**What the task requires:** Repeat every line exactly, keeping the pictures out of the copy.

**Given records:**
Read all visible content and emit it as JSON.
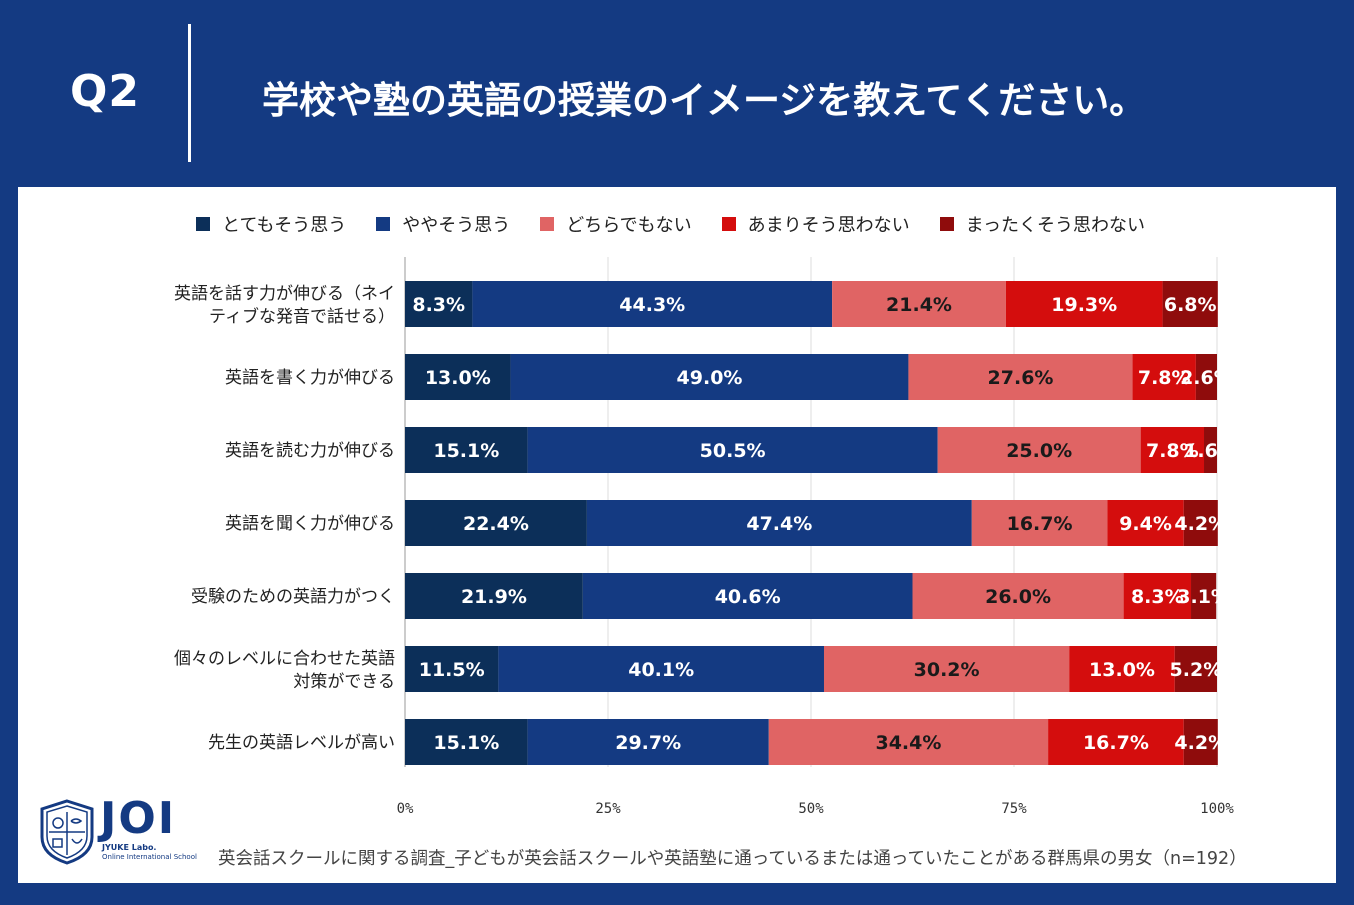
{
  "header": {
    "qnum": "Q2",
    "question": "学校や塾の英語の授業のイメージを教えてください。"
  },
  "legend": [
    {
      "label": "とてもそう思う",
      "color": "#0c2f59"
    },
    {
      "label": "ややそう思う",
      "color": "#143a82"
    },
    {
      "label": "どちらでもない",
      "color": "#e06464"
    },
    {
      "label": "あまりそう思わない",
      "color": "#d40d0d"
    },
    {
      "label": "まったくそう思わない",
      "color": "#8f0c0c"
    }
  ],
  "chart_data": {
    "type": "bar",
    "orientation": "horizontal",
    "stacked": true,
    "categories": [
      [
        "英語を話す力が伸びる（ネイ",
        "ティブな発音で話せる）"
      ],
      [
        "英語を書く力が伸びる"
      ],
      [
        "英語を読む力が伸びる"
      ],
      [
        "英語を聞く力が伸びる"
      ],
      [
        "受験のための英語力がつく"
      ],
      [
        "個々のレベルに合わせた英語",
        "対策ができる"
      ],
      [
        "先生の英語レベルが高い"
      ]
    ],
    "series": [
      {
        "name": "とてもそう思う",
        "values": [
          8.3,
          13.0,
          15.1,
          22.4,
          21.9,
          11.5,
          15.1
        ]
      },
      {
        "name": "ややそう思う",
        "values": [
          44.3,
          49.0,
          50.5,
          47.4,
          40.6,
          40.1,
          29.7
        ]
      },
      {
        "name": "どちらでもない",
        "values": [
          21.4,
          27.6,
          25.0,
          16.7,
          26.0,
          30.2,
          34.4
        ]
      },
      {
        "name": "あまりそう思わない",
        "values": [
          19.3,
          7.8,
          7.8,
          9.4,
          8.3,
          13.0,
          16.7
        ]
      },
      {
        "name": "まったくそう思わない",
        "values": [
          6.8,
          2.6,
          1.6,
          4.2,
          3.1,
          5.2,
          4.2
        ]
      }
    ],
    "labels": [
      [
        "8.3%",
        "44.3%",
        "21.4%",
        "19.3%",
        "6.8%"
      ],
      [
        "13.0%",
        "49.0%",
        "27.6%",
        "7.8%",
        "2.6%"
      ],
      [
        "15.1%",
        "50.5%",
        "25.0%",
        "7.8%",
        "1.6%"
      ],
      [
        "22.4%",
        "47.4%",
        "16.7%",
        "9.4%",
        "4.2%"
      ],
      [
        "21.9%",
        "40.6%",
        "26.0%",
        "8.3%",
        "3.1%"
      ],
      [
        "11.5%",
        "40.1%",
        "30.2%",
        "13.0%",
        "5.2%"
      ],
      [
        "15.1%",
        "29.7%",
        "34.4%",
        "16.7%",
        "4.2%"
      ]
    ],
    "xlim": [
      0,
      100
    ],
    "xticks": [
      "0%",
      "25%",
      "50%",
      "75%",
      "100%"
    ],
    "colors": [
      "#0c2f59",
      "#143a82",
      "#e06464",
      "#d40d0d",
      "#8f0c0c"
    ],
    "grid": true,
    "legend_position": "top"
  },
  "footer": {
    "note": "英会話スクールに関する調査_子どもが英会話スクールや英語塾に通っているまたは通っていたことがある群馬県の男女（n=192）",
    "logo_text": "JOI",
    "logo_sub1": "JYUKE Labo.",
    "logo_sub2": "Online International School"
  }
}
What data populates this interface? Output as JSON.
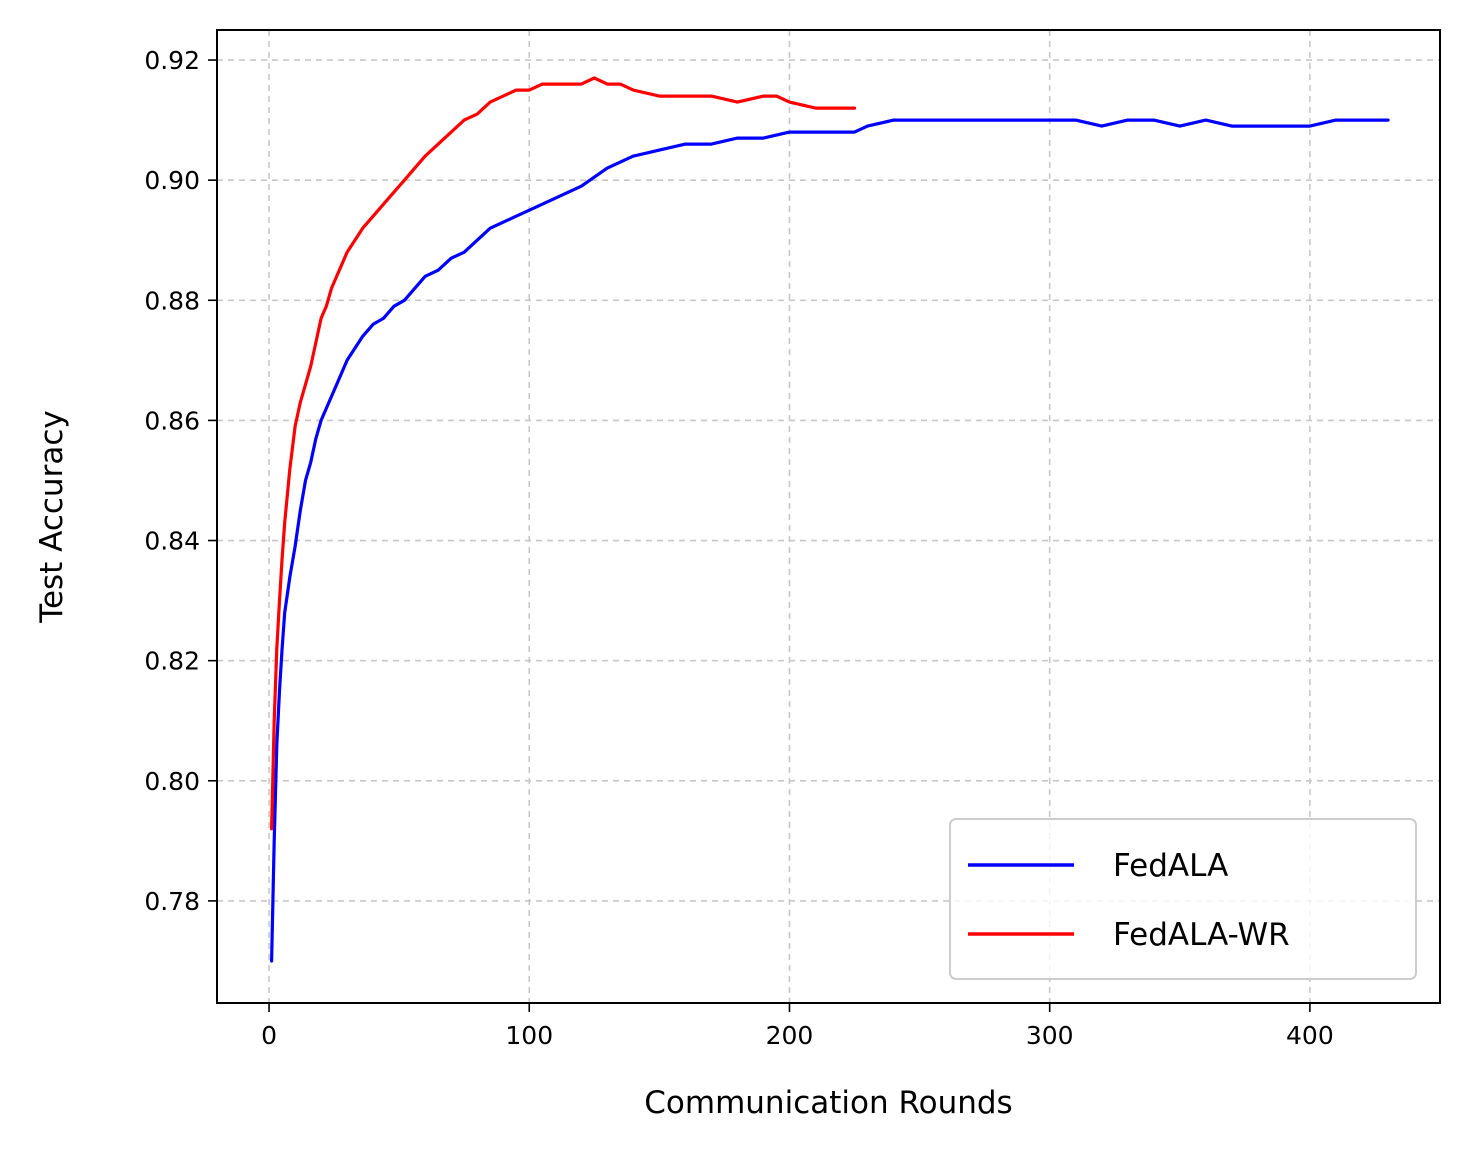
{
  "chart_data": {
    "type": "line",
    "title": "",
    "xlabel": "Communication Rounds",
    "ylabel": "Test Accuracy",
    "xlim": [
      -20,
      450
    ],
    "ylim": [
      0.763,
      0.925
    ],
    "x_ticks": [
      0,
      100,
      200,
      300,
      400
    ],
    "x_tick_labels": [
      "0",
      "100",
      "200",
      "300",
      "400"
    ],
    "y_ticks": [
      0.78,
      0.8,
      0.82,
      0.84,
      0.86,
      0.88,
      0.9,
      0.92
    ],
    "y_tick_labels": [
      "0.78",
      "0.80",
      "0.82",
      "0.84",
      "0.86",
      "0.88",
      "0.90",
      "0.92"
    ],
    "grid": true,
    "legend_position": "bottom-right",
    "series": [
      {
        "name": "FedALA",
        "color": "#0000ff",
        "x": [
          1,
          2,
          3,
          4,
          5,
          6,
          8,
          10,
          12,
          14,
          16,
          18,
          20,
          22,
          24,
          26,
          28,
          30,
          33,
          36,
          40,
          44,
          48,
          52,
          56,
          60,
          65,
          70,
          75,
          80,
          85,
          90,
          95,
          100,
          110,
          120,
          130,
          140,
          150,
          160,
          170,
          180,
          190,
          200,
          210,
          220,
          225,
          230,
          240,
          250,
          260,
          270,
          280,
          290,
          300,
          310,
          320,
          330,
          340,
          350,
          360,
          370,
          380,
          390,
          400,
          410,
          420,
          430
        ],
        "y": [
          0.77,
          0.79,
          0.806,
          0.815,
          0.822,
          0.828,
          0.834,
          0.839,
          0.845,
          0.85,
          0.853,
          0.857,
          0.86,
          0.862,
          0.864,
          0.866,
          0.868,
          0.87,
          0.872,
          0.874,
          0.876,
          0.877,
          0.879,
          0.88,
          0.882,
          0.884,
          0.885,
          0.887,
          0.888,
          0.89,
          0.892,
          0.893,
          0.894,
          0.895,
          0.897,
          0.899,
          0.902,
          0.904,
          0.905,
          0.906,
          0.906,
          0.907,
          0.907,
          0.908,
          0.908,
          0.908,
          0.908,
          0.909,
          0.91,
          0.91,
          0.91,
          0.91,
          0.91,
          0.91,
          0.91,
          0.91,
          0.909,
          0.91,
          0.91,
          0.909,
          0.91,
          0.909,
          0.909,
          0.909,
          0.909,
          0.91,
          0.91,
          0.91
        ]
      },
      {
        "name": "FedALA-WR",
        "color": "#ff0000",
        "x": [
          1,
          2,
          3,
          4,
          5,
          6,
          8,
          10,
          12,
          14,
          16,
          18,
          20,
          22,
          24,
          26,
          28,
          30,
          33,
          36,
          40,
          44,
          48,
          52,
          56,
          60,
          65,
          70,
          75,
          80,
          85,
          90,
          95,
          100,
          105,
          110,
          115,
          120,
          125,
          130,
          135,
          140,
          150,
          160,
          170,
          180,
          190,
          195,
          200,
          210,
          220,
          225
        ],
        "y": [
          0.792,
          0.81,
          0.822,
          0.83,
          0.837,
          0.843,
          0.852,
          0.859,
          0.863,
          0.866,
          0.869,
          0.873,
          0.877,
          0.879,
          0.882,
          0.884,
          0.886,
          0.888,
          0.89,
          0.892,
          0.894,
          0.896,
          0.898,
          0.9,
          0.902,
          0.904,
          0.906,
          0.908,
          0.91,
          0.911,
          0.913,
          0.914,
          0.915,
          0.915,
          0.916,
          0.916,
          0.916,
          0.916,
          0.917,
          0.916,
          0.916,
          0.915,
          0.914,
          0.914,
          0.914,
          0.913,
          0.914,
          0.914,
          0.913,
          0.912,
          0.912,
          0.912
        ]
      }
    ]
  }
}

**Result:**
Read all visible content and emit it as JSON.
{
  "header": {
    "qnum": "Q2",
    "question": "学校や塾の英語の授業のイメージを教えてください。"
  },
  "legend": [
    {
      "label": "とてもそう思う",
      "color": "#0c2f59"
    },
    {
      "label": "ややそう思う",
      "color": "#143a82"
    },
    {
      "label": "どちらでもない",
      "color": "#e06464"
    },
    {
      "label": "あまりそう思わない",
      "color": "#d40d0d"
    },
    {
      "label": "まったくそう思わない",
      "color": "#8f0c0c"
    }
  ],
  "chart_data": {
    "type": "bar",
    "orientation": "horizontal",
    "stacked": true,
    "categories": [
      [
        "英語を話す力が伸びる（ネイ",
        "ティブな発音で話せる）"
      ],
      [
        "英語を書く力が伸びる"
      ],
      [
        "英語を読む力が伸びる"
      ],
      [
        "英語を聞く力が伸びる"
      ],
      [
        "受験のための英語力がつく"
      ],
      [
        "個々のレベルに合わせた英語",
        "対策ができる"
      ],
      [
        "先生の英語レベルが高い"
      ]
    ],
    "series": [
      {
        "name": "とてもそう思う",
        "values": [
          8.3,
          13.0,
          15.1,
          22.4,
          21.9,
          11.5,
          15.1
        ]
      },
      {
        "name": "ややそう思う",
        "values": [
          44.3,
          49.0,
          50.5,
          47.4,
          40.6,
          40.1,
          29.7
        ]
      },
      {
        "name": "どちらでもない",
        "values": [
          21.4,
          27.6,
          25.0,
          16.7,
          26.0,
          30.2,
          34.4
        ]
      },
      {
        "name": "あまりそう思わない",
        "values": [
          19.3,
          7.8,
          7.8,
          9.4,
          8.3,
          13.0,
          16.7
        ]
      },
      {
        "name": "まったくそう思わない",
        "values": [
          6.8,
          2.6,
          1.6,
          4.2,
          3.1,
          5.2,
          4.2
        ]
      }
    ],
    "labels": [
      [
        "8.3%",
        "44.3%",
        "21.4%",
        "19.3%",
        "6.8%"
      ],
      [
        "13.0%",
        "49.0%",
        "27.6%",
        "7.8%",
        "2.6%"
      ],
      [
        "15.1%",
        "50.5%",
        "25.0%",
        "7.8%",
        "1.6%"
      ],
      [
        "22.4%",
        "47.4%",
        "16.7%",
        "9.4%",
        "4.2%"
      ],
      [
        "21.9%",
        "40.6%",
        "26.0%",
        "8.3%",
        "3.1%"
      ],
      [
        "11.5%",
        "40.1%",
        "30.2%",
        "13.0%",
        "5.2%"
      ],
      [
        "15.1%",
        "29.7%",
        "34.4%",
        "16.7%",
        "4.2%"
      ]
    ],
    "xlim": [
      0,
      100
    ],
    "xticks": [
      "0%",
      "25%",
      "50%",
      "75%",
      "100%"
    ],
    "colors": [
      "#0c2f59",
      "#143a82",
      "#e06464",
      "#d40d0d",
      "#8f0c0c"
    ],
    "grid": true,
    "legend_position": "top"
  },
  "footer": {
    "note": "英会話スクールに関する調査_子どもが英会話スクールや英語塾に通っているまたは通っていたことがある群馬県の男女（n=192）",
    "logo_text": "JOI",
    "logo_sub1": "JYUKE Labo.",
    "logo_sub2": "Online International School"
  }
}
What data populates this interface? Output as JSON.
{
  "chart_data": {
    "type": "line",
    "title": "",
    "xlabel": "Communication Rounds",
    "ylabel": "Test Accuracy",
    "xlim": [
      -20,
      450
    ],
    "ylim": [
      0.763,
      0.925
    ],
    "x_ticks": [
      0,
      100,
      200,
      300,
      400
    ],
    "x_tick_labels": [
      "0",
      "100",
      "200",
      "300",
      "400"
    ],
    "y_ticks": [
      0.78,
      0.8,
      0.82,
      0.84,
      0.86,
      0.88,
      0.9,
      0.92
    ],
    "y_tick_labels": [
      "0.78",
      "0.80",
      "0.82",
      "0.84",
      "0.86",
      "0.88",
      "0.90",
      "0.92"
    ],
    "grid": true,
    "legend_position": "bottom-right",
    "series": [
      {
        "name": "FedALA",
        "color": "#0000ff",
        "x": [
          1,
          2,
          3,
          4,
          5,
          6,
          8,
          10,
          12,
          14,
          16,
          18,
          20,
          22,
          24,
          26,
          28,
          30,
          33,
          36,
          40,
          44,
          48,
          52,
          56,
          60,
          65,
          70,
          75,
          80,
          85,
          90,
          95,
          100,
          110,
          120,
          130,
          140,
          150,
          160,
          170,
          180,
          190,
          200,
          210,
          220,
          225,
          230,
          240,
          250,
          260,
          270,
          280,
          290,
          300,
          310,
          320,
          330,
          340,
          350,
          360,
          370,
          380,
          390,
          400,
          410,
          420,
          430
        ],
        "y": [
          0.77,
          0.79,
          0.806,
          0.815,
          0.822,
          0.828,
          0.834,
          0.839,
          0.845,
          0.85,
          0.853,
          0.857,
          0.86,
          0.862,
          0.864,
          0.866,
          0.868,
          0.87,
          0.872,
          0.874,
          0.876,
          0.877,
          0.879,
          0.88,
          0.882,
          0.884,
          0.885,
          0.887,
          0.888,
          0.89,
          0.892,
          0.893,
          0.894,
          0.895,
          0.897,
          0.899,
          0.902,
          0.904,
          0.905,
          0.906,
          0.906,
          0.907,
          0.907,
          0.908,
          0.908,
          0.908,
          0.908,
          0.909,
          0.91,
          0.91,
          0.91,
          0.91,
          0.91,
          0.91,
          0.91,
          0.91,
          0.909,
          0.91,
          0.91,
          0.909,
          0.91,
          0.909,
          0.909,
          0.909,
          0.909,
          0.91,
          0.91,
          0.91
        ]
      },
      {
        "name": "FedALA-WR",
        "color": "#ff0000",
        "x": [
          1,
          2,
          3,
          4,
          5,
          6,
          8,
          10,
          12,
          14,
          16,
          18,
          20,
          22,
          24,
          26,
          28,
          30,
          33,
          36,
          40,
          44,
          48,
          52,
          56,
          60,
          65,
          70,
          75,
          80,
          85,
          90,
          95,
          100,
          105,
          110,
          115,
          120,
          125,
          130,
          135,
          140,
          150,
          160,
          170,
          180,
          190,
          195,
          200,
          210,
          220,
          225
        ],
        "y": [
          0.792,
          0.81,
          0.822,
          0.83,
          0.837,
          0.843,
          0.852,
          0.859,
          0.863,
          0.866,
          0.869,
          0.873,
          0.877,
          0.879,
          0.882,
          0.884,
          0.886,
          0.888,
          0.89,
          0.892,
          0.894,
          0.896,
          0.898,
          0.9,
          0.902,
          0.904,
          0.906,
          0.908,
          0.91,
          0.911,
          0.913,
          0.914,
          0.915,
          0.915,
          0.916,
          0.916,
          0.916,
          0.916,
          0.917,
          0.916,
          0.916,
          0.915,
          0.914,
          0.914,
          0.914,
          0.913,
          0.914,
          0.914,
          0.913,
          0.912,
          0.912,
          0.912
        ]
      }
    ]
  }
}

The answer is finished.